WHAT THIS TASK INVOLVES: Repeat the material verbatim and drop the pictures.

LISTED RECORDS:

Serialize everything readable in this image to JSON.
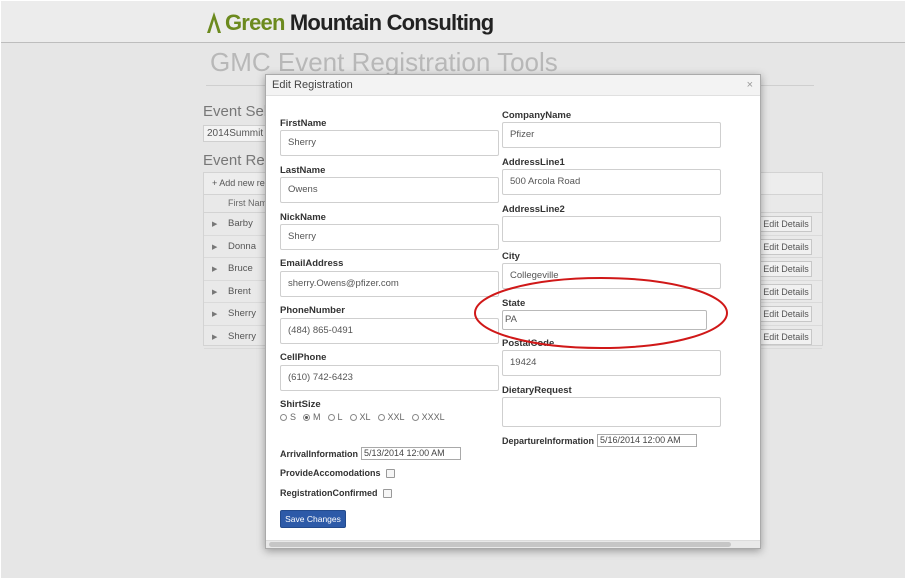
{
  "brand": {
    "logo_word1": "Green",
    "logo_word2": " Mountain Consulting",
    "logo_color": "#6c8a1e"
  },
  "page": {
    "title": "GMC Event Registration Tools",
    "event_section": "Event Sele",
    "event_value": "2014Summit",
    "reg_section": "Event Reg"
  },
  "grid": {
    "toolbar_label": "+ Add new rec",
    "header_first_name": "First Name",
    "rows": [
      {
        "first_name": "Barby",
        "edit_label": "Edit Details"
      },
      {
        "first_name": "Donna",
        "edit_label": "Edit Details"
      },
      {
        "first_name": "Bruce",
        "edit_label": "Edit Details"
      },
      {
        "first_name": "Brent",
        "edit_label": "Edit Details"
      },
      {
        "first_name": "Sherry",
        "edit_label": "Edit Details"
      },
      {
        "first_name": "Sherry",
        "edit_label": "Edit Details"
      }
    ]
  },
  "modal": {
    "title": "Edit Registration",
    "close_label": "×",
    "fields": {
      "first_name": {
        "label": "FirstName",
        "value": "Sherry"
      },
      "last_name": {
        "label": "LastName",
        "value": "Owens"
      },
      "nick_name": {
        "label": "NickName",
        "value": "Sherry"
      },
      "email": {
        "label": "EmailAddress",
        "value": "sherry.Owens@pfizer.com"
      },
      "phone": {
        "label": "PhoneNumber",
        "value": "(484) 865-0491"
      },
      "cell": {
        "label": "CellPhone",
        "value": "(610) 742-6423"
      },
      "company": {
        "label": "CompanyName",
        "value": "Pfizer"
      },
      "address1": {
        "label": "AddressLine1",
        "value": "500 Arcola Road"
      },
      "address2": {
        "label": "AddressLine2",
        "value": ""
      },
      "city": {
        "label": "City",
        "value": "Collegeville"
      },
      "state": {
        "label": "State",
        "value": "PA"
      },
      "postal": {
        "label": "PostalCode",
        "value": "19424"
      },
      "dietary": {
        "label": "DietaryRequest",
        "value": ""
      }
    },
    "shirt_size": {
      "label": "ShirtSize",
      "options": [
        "S",
        "M",
        "L",
        "XL",
        "XXL",
        "XXXL"
      ],
      "selected": "M"
    },
    "arrival": {
      "label": "ArrivalInformation",
      "value": "5/13/2014 12:00 AM"
    },
    "departure": {
      "label": "DepartureInformation",
      "value": "5/16/2014 12:00 AM"
    },
    "provide_accommodations": {
      "label": "ProvideAccomodations",
      "checked": false
    },
    "registration_confirmed": {
      "label": "RegistrationConfirmed",
      "checked": false
    },
    "save_label": "Save Changes"
  },
  "annotation": {
    "shape": "ellipse",
    "color": "#d01818",
    "highlights": "state-field"
  },
  "colors": {
    "primary_button": "#2d5aa8",
    "overlay": "#e6e6e6"
  }
}
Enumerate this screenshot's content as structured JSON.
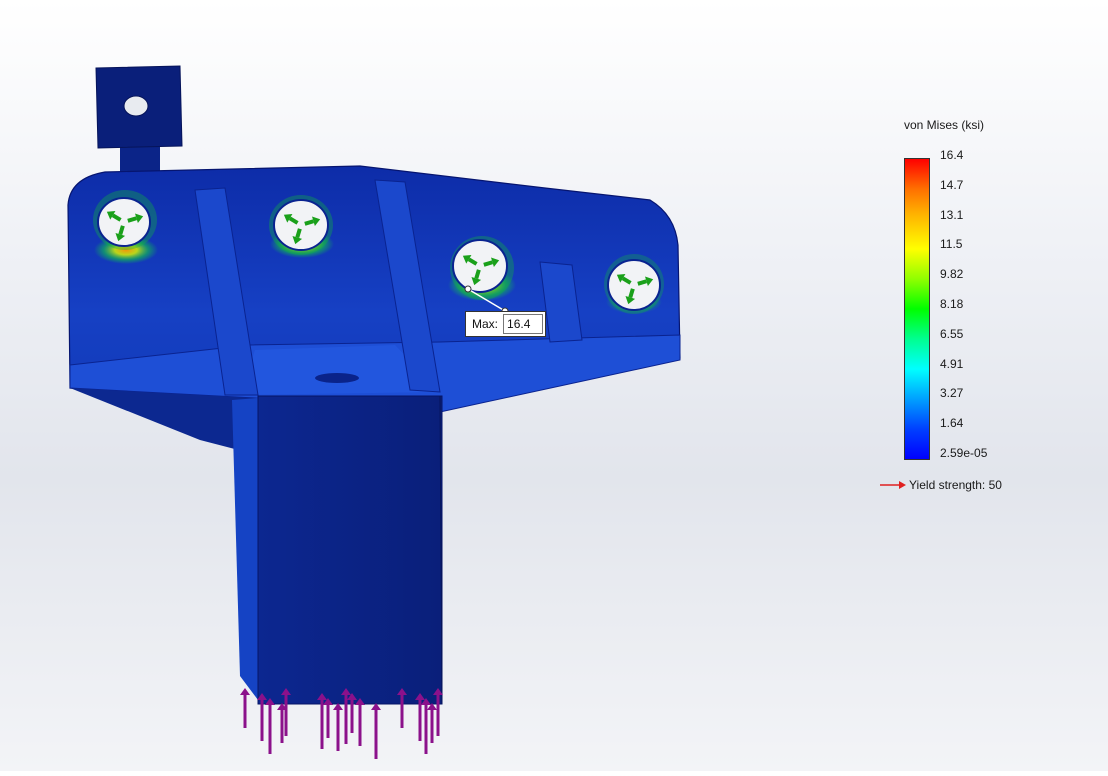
{
  "legend": {
    "title": "von Mises (ksi)",
    "ticks": [
      "16.4",
      "14.7",
      "13.1",
      "11.5",
      "9.82",
      "8.18",
      "6.55",
      "4.91",
      "3.27",
      "1.64",
      "2.59e-05"
    ],
    "yield_label": "Yield strength: 50",
    "max_color": "#ff0000",
    "min_color": "#0000ff"
  },
  "probe": {
    "label": "Max:",
    "value": "16.4"
  },
  "colors": {
    "part_dark": "#0a1e80",
    "part_mid": "#0a2fb5",
    "fixture_arrow": "#1aa01a",
    "load_arrow": "#8b118b",
    "yield_arrow": "#e02020"
  }
}
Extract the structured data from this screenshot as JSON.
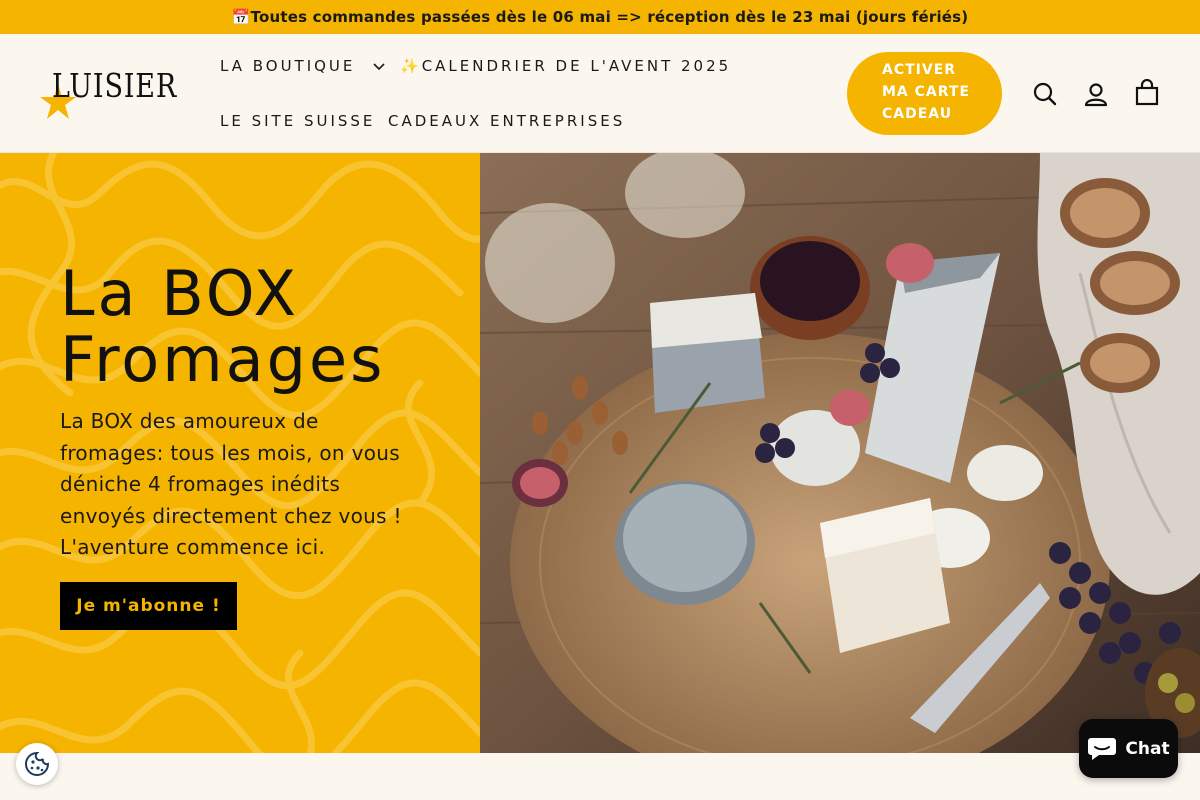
{
  "announcement": {
    "icon": "calendar-icon",
    "emoji": "📅",
    "text": "Toutes commandes passées dès le 06 mai => réception dès le 23 mai (jours fériés)"
  },
  "brand": {
    "logo_text": "LUISIER",
    "accent": "#f5b400"
  },
  "nav": {
    "boutique": "LA BOUTIQUE",
    "avent_icon": "✨",
    "avent": "CALENDRIER DE L'AVENT 2025",
    "suisse": "LE SITE SUISSE",
    "cadeaux": "CADEAUX ENTREPRISES"
  },
  "cta": {
    "line1": "ACTIVER",
    "line2": "MA CARTE",
    "line3": "CADEAU"
  },
  "icons": {
    "search": "search-icon",
    "account": "account-icon",
    "cart": "cart-icon"
  },
  "hero": {
    "title_line1": "La BOX",
    "title_line2": "Fromages",
    "description": "La BOX des amoureux de fromages: tous les mois, on vous déniche 4 fromages inédits envoyés directement chez vous ! L'aventure commence ici.",
    "button": "Je m'abonne !",
    "image_icon": "cheese-platter-image"
  },
  "chat": {
    "label": "Chat",
    "icon": "chat-bubble-icon"
  },
  "cookie": {
    "icon": "cookie-icon"
  }
}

TASK RESULT:
Serialize everything readable in this image to JSON.
{
  "brand": {
    "logo_word1": "Green",
    "logo_word2": " Mountain Consulting",
    "logo_color": "#6c8a1e"
  },
  "page": {
    "title": "GMC Event Registration Tools",
    "event_section": "Event Sele",
    "event_value": "2014Summit",
    "reg_section": "Event Reg"
  },
  "grid": {
    "toolbar_label": "+ Add new rec",
    "header_first_name": "First Name",
    "rows": [
      {
        "first_name": "Barby",
        "edit_label": "Edit Details"
      },
      {
        "first_name": "Donna",
        "edit_label": "Edit Details"
      },
      {
        "first_name": "Bruce",
        "edit_label": "Edit Details"
      },
      {
        "first_name": "Brent",
        "edit_label": "Edit Details"
      },
      {
        "first_name": "Sherry",
        "edit_label": "Edit Details"
      },
      {
        "first_name": "Sherry",
        "edit_label": "Edit Details"
      }
    ]
  },
  "modal": {
    "title": "Edit Registration",
    "close_label": "×",
    "fields": {
      "first_name": {
        "label": "FirstName",
        "value": "Sherry"
      },
      "last_name": {
        "label": "LastName",
        "value": "Owens"
      },
      "nick_name": {
        "label": "NickName",
        "value": "Sherry"
      },
      "email": {
        "label": "EmailAddress",
        "value": "sherry.Owens@pfizer.com"
      },
      "phone": {
        "label": "PhoneNumber",
        "value": "(484) 865-0491"
      },
      "cell": {
        "label": "CellPhone",
        "value": "(610) 742-6423"
      },
      "company": {
        "label": "CompanyName",
        "value": "Pfizer"
      },
      "address1": {
        "label": "AddressLine1",
        "value": "500 Arcola Road"
      },
      "address2": {
        "label": "AddressLine2",
        "value": ""
      },
      "city": {
        "label": "City",
        "value": "Collegeville"
      },
      "state": {
        "label": "State",
        "value": "PA"
      },
      "postal": {
        "label": "PostalCode",
        "value": "19424"
      },
      "dietary": {
        "label": "DietaryRequest",
        "value": ""
      }
    },
    "shirt_size": {
      "label": "ShirtSize",
      "options": [
        "S",
        "M",
        "L",
        "XL",
        "XXL",
        "XXXL"
      ],
      "selected": "M"
    },
    "arrival": {
      "label": "ArrivalInformation",
      "value": "5/13/2014 12:00 AM"
    },
    "departure": {
      "label": "DepartureInformation",
      "value": "5/16/2014 12:00 AM"
    },
    "provide_accommodations": {
      "label": "ProvideAccomodations",
      "checked": false
    },
    "registration_confirmed": {
      "label": "RegistrationConfirmed",
      "checked": false
    },
    "save_label": "Save Changes"
  },
  "annotation": {
    "shape": "ellipse",
    "color": "#d01818",
    "highlights": "state-field"
  },
  "colors": {
    "primary_button": "#2d5aa8",
    "overlay": "#e6e6e6"
  }
}
Enumerate this screenshot's content as structured JSON.
{
  "legend": {
    "title": "von Mises (ksi)",
    "ticks": [
      "16.4",
      "14.7",
      "13.1",
      "11.5",
      "9.82",
      "8.18",
      "6.55",
      "4.91",
      "3.27",
      "1.64",
      "2.59e-05"
    ],
    "yield_label": "Yield strength: 50",
    "max_color": "#ff0000",
    "min_color": "#0000ff"
  },
  "probe": {
    "label": "Max:",
    "value": "16.4"
  },
  "colors": {
    "part_dark": "#0a1e80",
    "part_mid": "#0a2fb5",
    "fixture_arrow": "#1aa01a",
    "load_arrow": "#8b118b",
    "yield_arrow": "#e02020"
  }
}
Extract the structured data from this screenshot as JSON.
{
  "announcement": {
    "icon": "calendar-icon",
    "emoji": "📅",
    "text": "Toutes commandes passées dès le 06 mai => réception dès le 23 mai (jours fériés)"
  },
  "brand": {
    "logo_text": "LUISIER",
    "accent": "#f5b400"
  },
  "nav": {
    "boutique": "LA BOUTIQUE",
    "avent_icon": "✨",
    "avent": "CALENDRIER DE L'AVENT 2025",
    "suisse": "LE SITE SUISSE",
    "cadeaux": "CADEAUX ENTREPRISES"
  },
  "cta": {
    "line1": "ACTIVER",
    "line2": "MA CARTE",
    "line3": "CADEAU"
  },
  "icons": {
    "search": "search-icon",
    "account": "account-icon",
    "cart": "cart-icon"
  },
  "hero": {
    "title_line1": "La BOX",
    "title_line2": "Fromages",
    "description": "La BOX des amoureux de fromages: tous les mois, on vous déniche 4 fromages inédits envoyés directement chez vous ! L'aventure commence ici.",
    "button": "Je m'abonne !",
    "image_icon": "cheese-platter-image"
  },
  "chat": {
    "label": "Chat",
    "icon": "chat-bubble-icon"
  },
  "cookie": {
    "icon": "cookie-icon"
  }
}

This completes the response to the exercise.